## Problem description
Pick out each line of the records in which the word "What" appears.

╭──

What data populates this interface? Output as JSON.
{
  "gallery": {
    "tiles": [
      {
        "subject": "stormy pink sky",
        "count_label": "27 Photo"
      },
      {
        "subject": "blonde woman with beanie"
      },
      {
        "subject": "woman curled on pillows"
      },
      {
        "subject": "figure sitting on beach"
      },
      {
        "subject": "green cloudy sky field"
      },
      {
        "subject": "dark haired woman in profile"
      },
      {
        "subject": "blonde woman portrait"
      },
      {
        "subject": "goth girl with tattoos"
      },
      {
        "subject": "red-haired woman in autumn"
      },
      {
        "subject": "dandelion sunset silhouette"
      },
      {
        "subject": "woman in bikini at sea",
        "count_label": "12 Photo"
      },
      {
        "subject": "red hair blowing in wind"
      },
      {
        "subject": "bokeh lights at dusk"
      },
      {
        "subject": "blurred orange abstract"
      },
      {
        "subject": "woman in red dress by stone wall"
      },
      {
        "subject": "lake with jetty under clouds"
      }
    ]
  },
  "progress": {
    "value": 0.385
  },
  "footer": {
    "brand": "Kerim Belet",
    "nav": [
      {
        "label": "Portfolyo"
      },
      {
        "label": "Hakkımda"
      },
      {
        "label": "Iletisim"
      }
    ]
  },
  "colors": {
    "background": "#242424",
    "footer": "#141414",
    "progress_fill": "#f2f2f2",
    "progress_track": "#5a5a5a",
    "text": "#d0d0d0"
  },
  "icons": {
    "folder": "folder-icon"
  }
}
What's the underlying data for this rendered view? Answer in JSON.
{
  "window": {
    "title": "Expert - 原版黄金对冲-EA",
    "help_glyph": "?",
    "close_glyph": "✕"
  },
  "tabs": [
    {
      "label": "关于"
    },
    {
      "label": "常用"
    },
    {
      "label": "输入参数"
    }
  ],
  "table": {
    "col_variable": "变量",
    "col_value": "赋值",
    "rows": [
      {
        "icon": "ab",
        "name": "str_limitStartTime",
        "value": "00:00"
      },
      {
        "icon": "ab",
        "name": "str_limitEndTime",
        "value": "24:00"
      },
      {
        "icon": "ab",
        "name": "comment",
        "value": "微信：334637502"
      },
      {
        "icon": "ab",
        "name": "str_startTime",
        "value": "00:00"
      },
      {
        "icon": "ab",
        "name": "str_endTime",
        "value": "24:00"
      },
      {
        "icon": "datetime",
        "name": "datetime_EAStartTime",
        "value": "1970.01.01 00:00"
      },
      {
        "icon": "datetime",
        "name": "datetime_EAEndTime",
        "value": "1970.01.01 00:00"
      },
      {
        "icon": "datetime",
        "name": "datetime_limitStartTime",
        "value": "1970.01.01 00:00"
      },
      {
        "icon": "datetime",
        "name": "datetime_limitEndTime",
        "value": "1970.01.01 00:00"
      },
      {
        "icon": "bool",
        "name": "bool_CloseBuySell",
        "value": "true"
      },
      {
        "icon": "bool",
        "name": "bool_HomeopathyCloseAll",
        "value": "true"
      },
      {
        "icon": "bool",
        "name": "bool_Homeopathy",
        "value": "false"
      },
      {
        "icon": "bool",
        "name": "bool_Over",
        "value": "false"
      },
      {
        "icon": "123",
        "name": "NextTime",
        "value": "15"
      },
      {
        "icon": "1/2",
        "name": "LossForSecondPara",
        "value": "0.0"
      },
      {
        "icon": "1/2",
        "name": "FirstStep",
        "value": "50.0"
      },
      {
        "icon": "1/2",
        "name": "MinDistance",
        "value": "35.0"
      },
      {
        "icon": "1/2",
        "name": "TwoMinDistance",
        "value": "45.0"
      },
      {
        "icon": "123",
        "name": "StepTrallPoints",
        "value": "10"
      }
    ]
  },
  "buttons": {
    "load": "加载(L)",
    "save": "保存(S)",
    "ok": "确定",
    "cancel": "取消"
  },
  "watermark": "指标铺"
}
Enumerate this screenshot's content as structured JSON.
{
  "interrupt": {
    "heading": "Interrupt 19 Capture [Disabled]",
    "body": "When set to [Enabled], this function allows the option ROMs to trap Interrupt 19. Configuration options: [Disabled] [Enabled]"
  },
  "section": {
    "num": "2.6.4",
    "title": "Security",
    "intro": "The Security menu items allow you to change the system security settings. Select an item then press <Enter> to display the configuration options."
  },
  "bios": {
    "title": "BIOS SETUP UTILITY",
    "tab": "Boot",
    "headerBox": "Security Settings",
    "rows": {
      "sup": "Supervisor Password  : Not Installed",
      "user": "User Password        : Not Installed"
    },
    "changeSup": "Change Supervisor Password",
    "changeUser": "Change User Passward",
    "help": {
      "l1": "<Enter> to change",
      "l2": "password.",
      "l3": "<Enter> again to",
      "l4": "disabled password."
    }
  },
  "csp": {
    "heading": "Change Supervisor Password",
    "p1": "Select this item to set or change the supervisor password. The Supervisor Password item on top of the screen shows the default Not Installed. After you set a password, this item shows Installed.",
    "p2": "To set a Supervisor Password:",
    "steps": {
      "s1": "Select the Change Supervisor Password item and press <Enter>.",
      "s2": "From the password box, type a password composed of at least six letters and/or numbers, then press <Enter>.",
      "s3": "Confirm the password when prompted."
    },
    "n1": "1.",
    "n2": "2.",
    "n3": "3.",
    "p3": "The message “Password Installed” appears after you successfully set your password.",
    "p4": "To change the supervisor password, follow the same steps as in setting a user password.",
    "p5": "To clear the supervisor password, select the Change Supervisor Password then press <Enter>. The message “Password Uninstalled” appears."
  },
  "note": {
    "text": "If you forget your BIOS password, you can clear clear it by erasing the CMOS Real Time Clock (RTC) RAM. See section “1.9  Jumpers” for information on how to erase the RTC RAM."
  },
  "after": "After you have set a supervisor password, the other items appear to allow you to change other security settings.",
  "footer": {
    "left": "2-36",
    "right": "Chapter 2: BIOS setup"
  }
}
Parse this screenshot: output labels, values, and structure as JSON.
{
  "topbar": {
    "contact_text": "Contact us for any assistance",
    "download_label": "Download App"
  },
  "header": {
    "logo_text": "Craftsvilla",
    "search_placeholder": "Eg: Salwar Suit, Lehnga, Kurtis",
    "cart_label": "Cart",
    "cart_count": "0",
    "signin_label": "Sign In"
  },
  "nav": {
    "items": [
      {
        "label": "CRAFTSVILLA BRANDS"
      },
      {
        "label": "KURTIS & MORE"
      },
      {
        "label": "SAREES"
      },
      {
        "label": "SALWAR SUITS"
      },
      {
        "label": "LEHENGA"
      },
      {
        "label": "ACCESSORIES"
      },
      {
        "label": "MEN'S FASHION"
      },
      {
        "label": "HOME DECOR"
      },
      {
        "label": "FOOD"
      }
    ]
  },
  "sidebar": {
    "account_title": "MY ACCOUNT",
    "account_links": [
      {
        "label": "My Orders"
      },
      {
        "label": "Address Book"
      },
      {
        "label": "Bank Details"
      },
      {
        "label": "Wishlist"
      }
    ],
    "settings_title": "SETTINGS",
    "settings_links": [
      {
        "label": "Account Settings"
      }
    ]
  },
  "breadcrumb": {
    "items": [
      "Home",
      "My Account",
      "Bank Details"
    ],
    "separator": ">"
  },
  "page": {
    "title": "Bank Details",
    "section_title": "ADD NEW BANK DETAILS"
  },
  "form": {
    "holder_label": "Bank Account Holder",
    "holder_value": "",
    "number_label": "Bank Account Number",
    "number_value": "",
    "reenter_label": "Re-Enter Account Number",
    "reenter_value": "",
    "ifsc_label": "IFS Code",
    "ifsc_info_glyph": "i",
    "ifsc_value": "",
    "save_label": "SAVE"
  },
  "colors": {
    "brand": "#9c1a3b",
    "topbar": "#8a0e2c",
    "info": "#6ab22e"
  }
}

╰──

## Response to this exercise
What data populates this interface? Output as JSON.
What's the underlying data for this rendered view? Answer in JSON.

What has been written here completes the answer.